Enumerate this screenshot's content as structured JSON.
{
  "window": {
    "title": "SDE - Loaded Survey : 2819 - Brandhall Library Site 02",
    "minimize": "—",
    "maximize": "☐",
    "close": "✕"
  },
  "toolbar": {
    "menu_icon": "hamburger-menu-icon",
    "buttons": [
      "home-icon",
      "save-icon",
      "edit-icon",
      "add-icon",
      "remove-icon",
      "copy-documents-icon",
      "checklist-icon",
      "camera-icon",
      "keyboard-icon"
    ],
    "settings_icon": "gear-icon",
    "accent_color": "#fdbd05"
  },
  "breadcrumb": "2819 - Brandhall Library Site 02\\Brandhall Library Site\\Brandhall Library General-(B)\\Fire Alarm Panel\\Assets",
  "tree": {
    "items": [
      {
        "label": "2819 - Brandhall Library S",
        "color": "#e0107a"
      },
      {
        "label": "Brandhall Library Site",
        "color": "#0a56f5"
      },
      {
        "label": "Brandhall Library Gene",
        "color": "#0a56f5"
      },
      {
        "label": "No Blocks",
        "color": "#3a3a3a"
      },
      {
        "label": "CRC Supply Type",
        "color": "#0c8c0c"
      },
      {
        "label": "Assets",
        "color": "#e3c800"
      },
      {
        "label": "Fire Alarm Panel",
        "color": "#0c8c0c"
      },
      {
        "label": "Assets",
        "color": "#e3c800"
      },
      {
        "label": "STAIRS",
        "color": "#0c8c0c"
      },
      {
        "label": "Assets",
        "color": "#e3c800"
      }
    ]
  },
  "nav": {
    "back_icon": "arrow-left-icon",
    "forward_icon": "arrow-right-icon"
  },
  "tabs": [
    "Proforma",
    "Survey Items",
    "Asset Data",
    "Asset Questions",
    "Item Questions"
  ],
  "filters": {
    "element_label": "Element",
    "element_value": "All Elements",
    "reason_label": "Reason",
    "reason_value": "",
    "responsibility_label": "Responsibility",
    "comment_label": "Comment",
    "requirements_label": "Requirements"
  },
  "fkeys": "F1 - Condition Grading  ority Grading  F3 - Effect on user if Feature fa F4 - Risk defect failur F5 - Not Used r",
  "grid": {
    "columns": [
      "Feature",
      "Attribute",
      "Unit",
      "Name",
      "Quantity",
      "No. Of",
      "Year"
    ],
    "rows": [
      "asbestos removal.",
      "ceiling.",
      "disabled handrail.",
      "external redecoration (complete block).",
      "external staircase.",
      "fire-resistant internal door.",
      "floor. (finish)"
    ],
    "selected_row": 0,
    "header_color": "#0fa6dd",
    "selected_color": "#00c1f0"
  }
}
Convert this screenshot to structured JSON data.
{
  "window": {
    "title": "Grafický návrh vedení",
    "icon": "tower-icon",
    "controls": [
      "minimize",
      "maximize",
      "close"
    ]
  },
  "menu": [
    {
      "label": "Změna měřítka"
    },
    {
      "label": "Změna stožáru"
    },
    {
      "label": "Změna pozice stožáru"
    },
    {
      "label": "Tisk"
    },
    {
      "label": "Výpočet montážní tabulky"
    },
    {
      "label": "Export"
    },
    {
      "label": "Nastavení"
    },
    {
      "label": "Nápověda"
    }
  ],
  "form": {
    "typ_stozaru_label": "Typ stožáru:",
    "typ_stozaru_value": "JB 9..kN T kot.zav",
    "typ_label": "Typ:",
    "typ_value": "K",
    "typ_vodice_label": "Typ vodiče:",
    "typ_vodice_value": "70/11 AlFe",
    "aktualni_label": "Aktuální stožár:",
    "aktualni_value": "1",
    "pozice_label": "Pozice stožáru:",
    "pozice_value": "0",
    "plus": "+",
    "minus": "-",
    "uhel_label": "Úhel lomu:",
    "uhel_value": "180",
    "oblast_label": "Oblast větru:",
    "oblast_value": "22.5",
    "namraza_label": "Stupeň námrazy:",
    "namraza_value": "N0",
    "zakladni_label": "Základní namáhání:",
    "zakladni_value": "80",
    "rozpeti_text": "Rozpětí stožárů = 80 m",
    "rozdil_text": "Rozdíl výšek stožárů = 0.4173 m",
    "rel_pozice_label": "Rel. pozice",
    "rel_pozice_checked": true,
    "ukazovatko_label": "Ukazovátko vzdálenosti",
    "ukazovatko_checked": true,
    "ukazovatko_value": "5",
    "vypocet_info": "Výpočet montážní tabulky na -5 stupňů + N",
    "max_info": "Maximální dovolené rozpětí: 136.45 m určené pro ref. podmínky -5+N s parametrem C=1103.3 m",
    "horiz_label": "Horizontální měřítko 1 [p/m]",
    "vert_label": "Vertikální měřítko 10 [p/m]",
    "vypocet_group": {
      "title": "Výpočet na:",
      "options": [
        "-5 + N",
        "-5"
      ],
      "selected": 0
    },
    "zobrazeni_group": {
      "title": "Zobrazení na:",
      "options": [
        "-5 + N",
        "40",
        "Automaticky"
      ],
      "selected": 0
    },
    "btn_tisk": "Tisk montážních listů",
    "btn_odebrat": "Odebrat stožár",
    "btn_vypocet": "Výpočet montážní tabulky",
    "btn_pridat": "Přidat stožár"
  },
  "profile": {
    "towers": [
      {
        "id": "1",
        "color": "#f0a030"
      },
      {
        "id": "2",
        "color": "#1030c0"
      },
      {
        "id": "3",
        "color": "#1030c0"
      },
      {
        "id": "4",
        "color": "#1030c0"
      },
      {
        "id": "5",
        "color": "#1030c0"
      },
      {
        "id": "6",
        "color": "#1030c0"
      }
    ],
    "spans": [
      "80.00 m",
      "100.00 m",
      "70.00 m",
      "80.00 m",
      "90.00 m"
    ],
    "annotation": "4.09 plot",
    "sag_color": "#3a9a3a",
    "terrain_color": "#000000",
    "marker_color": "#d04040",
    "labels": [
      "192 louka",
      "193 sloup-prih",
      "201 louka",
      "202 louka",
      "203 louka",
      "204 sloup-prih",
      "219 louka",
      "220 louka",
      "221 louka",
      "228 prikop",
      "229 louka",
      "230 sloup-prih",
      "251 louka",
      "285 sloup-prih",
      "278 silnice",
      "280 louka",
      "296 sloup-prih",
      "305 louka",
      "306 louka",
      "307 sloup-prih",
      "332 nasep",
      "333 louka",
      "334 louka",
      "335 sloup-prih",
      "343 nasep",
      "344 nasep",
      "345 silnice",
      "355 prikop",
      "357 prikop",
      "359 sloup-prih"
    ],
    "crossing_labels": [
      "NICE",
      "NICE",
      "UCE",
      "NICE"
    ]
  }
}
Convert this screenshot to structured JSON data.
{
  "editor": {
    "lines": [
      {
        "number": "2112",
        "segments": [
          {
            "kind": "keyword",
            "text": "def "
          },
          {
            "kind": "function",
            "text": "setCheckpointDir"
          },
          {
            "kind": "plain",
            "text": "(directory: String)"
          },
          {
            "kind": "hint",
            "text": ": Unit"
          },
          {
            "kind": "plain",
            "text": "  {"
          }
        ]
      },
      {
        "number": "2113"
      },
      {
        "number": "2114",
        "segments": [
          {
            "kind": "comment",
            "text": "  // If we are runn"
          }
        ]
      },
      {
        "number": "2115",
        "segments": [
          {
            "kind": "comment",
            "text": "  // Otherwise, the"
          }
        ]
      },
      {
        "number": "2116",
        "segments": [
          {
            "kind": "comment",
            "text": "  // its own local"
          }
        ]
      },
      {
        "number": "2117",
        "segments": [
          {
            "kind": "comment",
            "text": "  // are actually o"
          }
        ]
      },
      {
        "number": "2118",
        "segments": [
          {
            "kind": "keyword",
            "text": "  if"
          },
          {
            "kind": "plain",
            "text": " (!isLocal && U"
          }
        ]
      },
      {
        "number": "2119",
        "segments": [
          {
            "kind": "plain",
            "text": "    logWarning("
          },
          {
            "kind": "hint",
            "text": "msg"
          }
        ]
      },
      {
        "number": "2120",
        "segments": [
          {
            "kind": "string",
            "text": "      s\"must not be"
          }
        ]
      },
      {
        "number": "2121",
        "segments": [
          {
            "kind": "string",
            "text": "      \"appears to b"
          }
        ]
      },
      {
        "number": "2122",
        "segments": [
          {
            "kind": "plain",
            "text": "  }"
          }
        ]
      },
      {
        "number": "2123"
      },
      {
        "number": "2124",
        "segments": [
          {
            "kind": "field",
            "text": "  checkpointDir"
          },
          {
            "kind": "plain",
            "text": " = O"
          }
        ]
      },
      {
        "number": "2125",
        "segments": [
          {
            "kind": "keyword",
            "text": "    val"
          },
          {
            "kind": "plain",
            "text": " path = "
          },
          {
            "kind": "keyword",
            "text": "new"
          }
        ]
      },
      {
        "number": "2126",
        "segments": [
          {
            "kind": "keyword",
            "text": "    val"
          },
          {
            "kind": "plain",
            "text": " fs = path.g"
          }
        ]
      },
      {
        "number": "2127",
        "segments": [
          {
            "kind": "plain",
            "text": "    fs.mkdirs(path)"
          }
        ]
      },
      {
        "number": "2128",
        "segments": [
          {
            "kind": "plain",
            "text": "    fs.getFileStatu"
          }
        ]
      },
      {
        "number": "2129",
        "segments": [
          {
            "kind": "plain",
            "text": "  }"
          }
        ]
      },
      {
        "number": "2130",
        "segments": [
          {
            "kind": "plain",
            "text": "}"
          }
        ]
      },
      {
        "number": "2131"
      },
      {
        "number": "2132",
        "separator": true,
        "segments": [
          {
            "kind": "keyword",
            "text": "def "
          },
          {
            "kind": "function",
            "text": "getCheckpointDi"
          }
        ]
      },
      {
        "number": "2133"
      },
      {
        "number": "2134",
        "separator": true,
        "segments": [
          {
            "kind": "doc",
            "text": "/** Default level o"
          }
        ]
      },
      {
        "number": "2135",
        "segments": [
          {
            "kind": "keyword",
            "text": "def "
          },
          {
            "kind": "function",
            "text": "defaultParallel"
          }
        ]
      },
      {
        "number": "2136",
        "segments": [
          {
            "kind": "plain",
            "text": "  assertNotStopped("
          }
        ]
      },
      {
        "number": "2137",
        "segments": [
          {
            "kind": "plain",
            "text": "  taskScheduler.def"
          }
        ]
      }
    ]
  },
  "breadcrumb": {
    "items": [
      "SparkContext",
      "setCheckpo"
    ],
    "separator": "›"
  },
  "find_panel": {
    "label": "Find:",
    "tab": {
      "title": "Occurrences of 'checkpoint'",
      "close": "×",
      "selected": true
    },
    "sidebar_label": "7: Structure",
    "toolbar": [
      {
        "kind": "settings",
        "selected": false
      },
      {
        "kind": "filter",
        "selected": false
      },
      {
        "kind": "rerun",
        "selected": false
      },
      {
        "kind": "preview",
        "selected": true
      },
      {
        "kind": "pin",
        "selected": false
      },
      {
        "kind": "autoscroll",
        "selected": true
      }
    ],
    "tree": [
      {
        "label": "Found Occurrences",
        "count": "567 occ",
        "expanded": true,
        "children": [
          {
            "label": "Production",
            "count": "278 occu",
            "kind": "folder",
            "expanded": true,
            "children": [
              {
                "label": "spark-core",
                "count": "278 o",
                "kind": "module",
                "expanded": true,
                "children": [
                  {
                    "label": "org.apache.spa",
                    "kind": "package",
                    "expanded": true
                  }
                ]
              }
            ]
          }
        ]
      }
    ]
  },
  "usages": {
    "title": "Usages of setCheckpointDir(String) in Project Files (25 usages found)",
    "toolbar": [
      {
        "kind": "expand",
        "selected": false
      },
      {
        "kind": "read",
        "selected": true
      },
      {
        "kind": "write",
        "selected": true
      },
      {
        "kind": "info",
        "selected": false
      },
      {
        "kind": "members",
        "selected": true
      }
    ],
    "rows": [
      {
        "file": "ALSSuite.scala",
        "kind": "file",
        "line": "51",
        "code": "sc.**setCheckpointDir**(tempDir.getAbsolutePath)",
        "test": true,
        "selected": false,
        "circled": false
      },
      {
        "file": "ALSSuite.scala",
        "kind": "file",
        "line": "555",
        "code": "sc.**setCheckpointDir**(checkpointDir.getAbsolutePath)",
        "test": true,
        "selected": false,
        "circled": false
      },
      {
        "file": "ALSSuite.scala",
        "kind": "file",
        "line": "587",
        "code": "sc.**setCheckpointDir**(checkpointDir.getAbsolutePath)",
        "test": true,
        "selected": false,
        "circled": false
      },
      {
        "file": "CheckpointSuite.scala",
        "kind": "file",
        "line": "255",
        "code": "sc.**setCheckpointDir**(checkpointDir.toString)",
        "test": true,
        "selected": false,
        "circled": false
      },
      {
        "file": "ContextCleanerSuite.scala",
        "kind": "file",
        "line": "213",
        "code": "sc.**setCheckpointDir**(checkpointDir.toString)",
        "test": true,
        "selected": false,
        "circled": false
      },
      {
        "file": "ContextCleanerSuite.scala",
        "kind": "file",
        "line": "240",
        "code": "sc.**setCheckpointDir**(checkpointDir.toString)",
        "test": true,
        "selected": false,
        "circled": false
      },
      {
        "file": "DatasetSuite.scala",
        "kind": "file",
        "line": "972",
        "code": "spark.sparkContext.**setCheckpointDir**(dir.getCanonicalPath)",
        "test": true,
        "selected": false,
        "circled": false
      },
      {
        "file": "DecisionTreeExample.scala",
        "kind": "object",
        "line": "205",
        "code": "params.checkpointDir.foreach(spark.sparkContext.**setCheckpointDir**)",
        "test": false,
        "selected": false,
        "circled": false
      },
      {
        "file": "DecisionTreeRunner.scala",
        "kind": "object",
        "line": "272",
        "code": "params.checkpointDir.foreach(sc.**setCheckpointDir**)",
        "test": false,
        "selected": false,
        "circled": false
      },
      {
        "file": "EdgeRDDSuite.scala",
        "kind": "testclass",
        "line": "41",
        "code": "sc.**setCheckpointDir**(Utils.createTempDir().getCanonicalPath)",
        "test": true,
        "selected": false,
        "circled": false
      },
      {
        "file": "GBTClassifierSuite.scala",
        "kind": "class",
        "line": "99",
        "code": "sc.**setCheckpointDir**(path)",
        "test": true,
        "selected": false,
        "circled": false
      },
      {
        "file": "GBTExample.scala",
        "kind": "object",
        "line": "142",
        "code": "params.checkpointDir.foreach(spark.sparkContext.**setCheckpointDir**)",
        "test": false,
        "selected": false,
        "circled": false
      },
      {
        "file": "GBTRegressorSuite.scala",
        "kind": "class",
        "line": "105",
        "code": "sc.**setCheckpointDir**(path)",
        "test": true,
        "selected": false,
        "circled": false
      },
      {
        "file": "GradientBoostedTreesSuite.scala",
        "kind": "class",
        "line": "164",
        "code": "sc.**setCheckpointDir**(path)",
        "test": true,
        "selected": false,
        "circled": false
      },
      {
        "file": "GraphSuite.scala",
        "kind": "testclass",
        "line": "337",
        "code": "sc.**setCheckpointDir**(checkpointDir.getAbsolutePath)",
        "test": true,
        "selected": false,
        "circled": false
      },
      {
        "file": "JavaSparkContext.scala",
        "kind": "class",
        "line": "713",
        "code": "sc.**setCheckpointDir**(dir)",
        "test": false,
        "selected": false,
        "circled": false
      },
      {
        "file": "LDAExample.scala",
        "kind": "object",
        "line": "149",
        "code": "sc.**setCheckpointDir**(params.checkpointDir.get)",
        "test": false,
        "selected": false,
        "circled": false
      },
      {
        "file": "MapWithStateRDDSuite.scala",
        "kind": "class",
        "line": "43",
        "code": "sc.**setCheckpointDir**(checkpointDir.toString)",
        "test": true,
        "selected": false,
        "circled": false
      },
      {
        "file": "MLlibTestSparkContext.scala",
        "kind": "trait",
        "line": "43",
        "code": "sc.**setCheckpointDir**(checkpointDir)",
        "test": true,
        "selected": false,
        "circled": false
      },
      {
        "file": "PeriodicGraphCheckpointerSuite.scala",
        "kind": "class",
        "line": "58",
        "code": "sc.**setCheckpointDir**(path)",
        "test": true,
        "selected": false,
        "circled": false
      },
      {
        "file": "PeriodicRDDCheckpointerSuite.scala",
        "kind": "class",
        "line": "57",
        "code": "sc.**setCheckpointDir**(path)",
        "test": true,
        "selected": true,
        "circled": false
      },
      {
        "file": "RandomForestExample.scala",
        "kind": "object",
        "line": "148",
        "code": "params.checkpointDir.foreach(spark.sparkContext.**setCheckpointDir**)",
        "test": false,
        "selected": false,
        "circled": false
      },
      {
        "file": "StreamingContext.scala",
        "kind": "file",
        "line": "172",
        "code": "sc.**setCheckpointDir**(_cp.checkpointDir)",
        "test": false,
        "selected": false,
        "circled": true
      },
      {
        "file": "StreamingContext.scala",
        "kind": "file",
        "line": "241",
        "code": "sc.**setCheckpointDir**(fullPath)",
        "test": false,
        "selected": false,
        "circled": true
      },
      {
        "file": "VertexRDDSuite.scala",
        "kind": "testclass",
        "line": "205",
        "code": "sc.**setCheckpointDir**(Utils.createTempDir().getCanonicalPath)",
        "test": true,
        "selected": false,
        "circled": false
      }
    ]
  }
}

-*-*-

§ **What is required**: List each line in the listing that contains the string "Alarm".

§ **Exercise output**:
  "breadcrumb": "2819 - Brandhall Library Site 02\\Brandhall Library Site\\Brandhall Library General-(B)\\Fire Alarm Panel\\Assets",
        "label": "Fire Alarm Panel",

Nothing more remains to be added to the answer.